TASK DIRECTIONS — Line by line, copy the entries exactly, excluding the pictures.

DATASET —
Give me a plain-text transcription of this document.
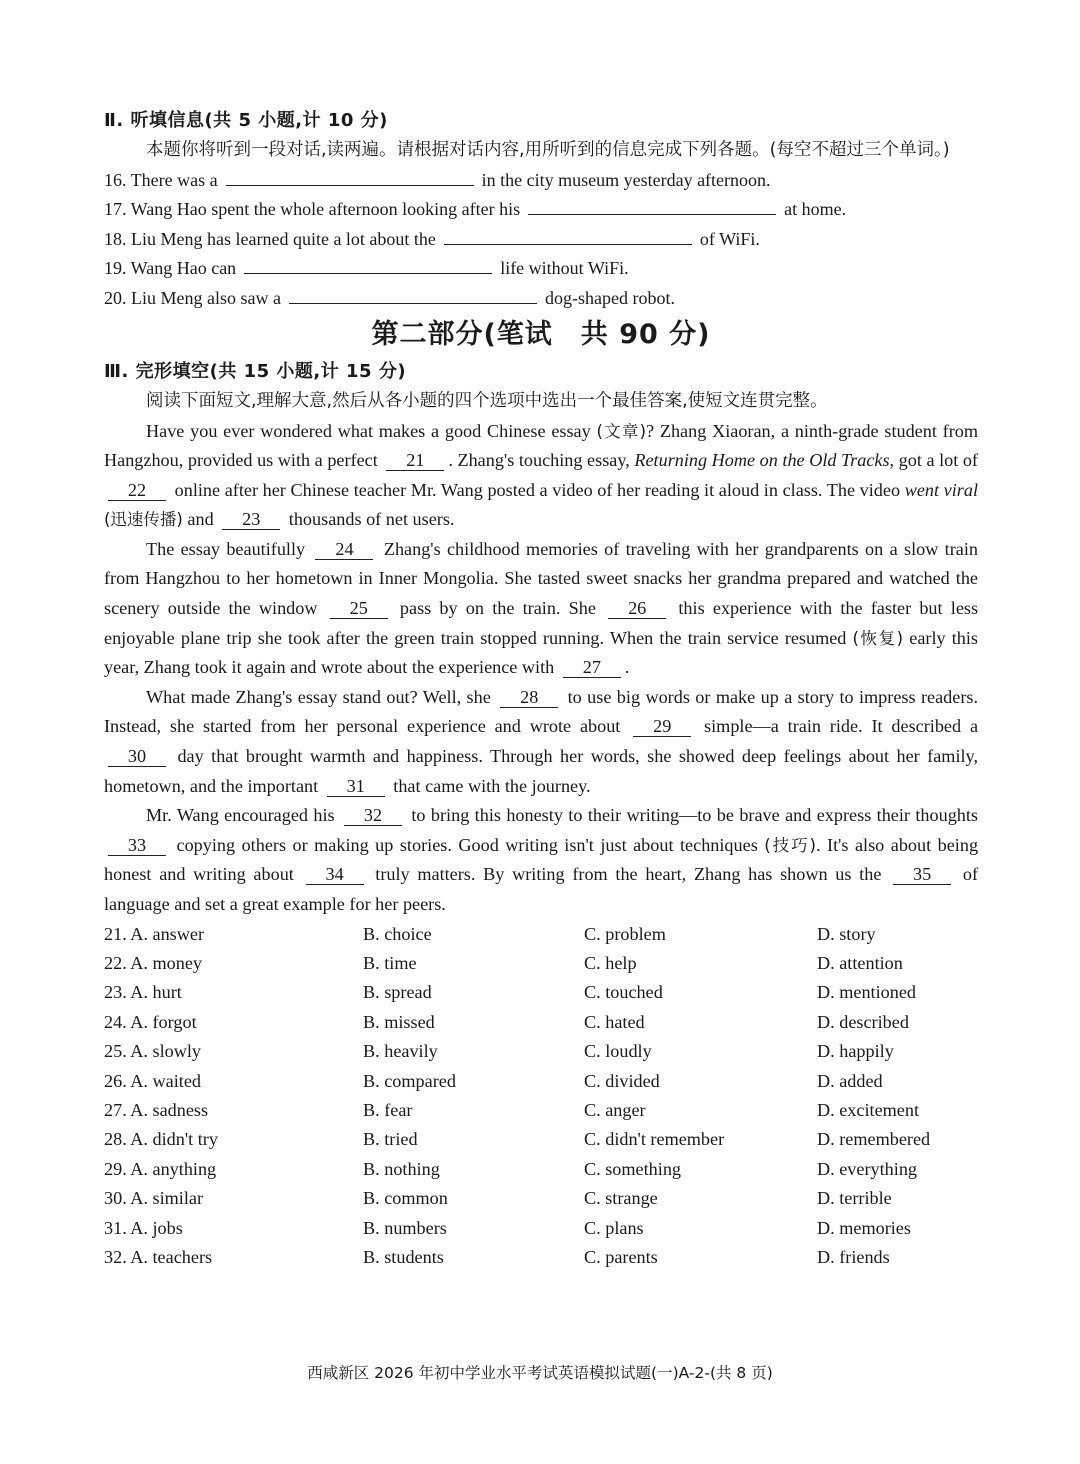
Ⅱ. 听填信息(共 5 小题,计 10 分)
本题你将听到一段对话,读两遍。请根据对话内容,用所听到的信息完成下列各题。(每空不超过三个单词。)
16. There was a	in the city museum yesterday afternoon.
17. Wang Hao spent the whole afternoon looking after his	at home.
18. Liu Meng has learned quite a lot about the	of WiFi.
19. Wang Hao can	life without WiFi.
20. Liu Meng also saw a	dog-shaped robot.
第二部分(笔试　共 90 分)
Ⅲ. 完形填空(共 15 小题,计 15 分)
阅读下面短文,理解大意,然后从各小题的四个选项中选出一个最佳答案,使短文连贯完整。

Have you ever wondered what makes a good Chinese essay (文章)? Zhang Xiaoran, a ninth-grade student from Hangzhou, provided us with a perfect 21 . Zhang's touching essay, Returning Home on the Old Tracks, got a lot of 22 online after her Chinese teacher Mr. Wang posted a video of her reading it aloud in class. The video went viral (迅速传播) and 23 thousands of net users.

The essay beautifully 24 Zhang's childhood memories of traveling with her grandparents on a slow train from Hangzhou to her hometown in Inner Mongolia. She tasted sweet snacks her grandma prepared and watched the scenery outside the window 25 pass by on the train. She 26 this experience with the faster but less enjoyable plane trip she took after the green train stopped running. When the train service resumed (恢复) early this year, Zhang took it again and wrote about the experience with 27 .

What made Zhang's essay stand out? Well, she 28 to use big words or make up a story to impress readers. Instead, she started from her personal experience and wrote about 29 simple—a train ride. It described a 30 day that brought warmth and happiness. Through her words, she showed deep feelings about her family, hometown, and the important 31 that came with the journey.

Mr. Wang encouraged his 32 to bring this honesty to their writing—to be brave and express their thoughts 33 copying others or making up stories. Good writing isn't just about techniques (技巧). It's also about being honest and writing about 34 truly matters. By writing from the heart, Zhang has shown us the 35 of language and set a great example for her peers.

21. A. answer	B. choice	C. problem	D. story
22. A. money	B. time	C. help	D. attention
23. A. hurt	B. spread	C. touched	D. mentioned
24. A. forgot	B. missed	C. hated	D. described
25. A. slowly	B. heavily	C. loudly	D. happily
26. A. waited	B. compared	C. divided	D. added
27. A. sadness	B. fear	C. anger	D. excitement
28. A. didn't try	B. tried	C. didn't remember	D. remembered
29. A. anything	B. nothing	C. something	D. everything
30. A. similar	B. common	C. strange	D. terrible
31. A. jobs	B. numbers	C. plans	D. memories
32. A. teachers	B. students	C. parents	D. friends
西咸新区 2026 年初中学业水平考试英语模拟试题(一)A-2-(共 8 页)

ANSWER AREA —
Give me a plain-text transcription of this document.
Ⅱ. 听填信息(共 5 小题,计 10 分)
本题你将听到一段对话,读两遍。请根据对话内容,用所听到的信息完成下列各题。(每空不超过三个单词。)
16. There was a	in the city museum yesterday afternoon.
17. Wang Hao spent the whole afternoon looking after his	at home.
18. Liu Meng has learned quite a lot about the	of WiFi.
19. Wang Hao can	life without WiFi.
20. Liu Meng also saw a	dog-shaped robot.
第二部分(笔试　共 90 分)
Ⅲ. 完形填空(共 15 小题,计 15 分)
阅读下面短文,理解大意,然后从各小题的四个选项中选出一个最佳答案,使短文连贯完整。

Have you ever wondered what makes a good Chinese essay (文章)? Zhang Xiaoran, a ninth-grade student from Hangzhou, provided us with a perfect 21 . Zhang's touching essay, Returning Home on the Old Tracks, got a lot of 22 online after her Chinese teacher Mr. Wang posted a video of her reading it aloud in class. The video went viral (迅速传播) and 23 thousands of net users.

The essay beautifully 24 Zhang's childhood memories of traveling with her grandparents on a slow train from Hangzhou to her hometown in Inner Mongolia. She tasted sweet snacks her grandma prepared and watched the scenery outside the window 25 pass by on the train. She 26 this experience with the faster but less enjoyable plane trip she took after the green train stopped running. When the train service resumed (恢复) early this year, Zhang took it again and wrote about the experience with 27 .

What made Zhang's essay stand out? Well, she 28 to use big words or make up a story to impress readers. Instead, she started from her personal experience and wrote about 29 simple—a train ride. It described a 30 day that brought warmth and happiness. Through her words, she showed deep feelings about her family, hometown, and the important 31 that came with the journey.

Mr. Wang encouraged his 32 to bring this honesty to their writing—to be brave and express their thoughts 33 copying others or making up stories. Good writing isn't just about techniques (技巧). It's also about being honest and writing about 34 truly matters. By writing from the heart, Zhang has shown us the 35 of language and set a great example for her peers.

21. A. answer	B. choice	C. problem	D. story
22. A. money	B. time	C. help	D. attention
23. A. hurt	B. spread	C. touched	D. mentioned
24. A. forgot	B. missed	C. hated	D. described
25. A. slowly	B. heavily	C. loudly	D. happily
26. A. waited	B. compared	C. divided	D. added
27. A. sadness	B. fear	C. anger	D. excitement
28. A. didn't try	B. tried	C. didn't remember	D. remembered
29. A. anything	B. nothing	C. something	D. everything
30. A. similar	B. common	C. strange	D. terrible
31. A. jobs	B. numbers	C. plans	D. memories
32. A. teachers	B. students	C. parents	D. friends
西咸新区 2026 年初中学业水平考试英语模拟试题(一)A-2-(共 8 页)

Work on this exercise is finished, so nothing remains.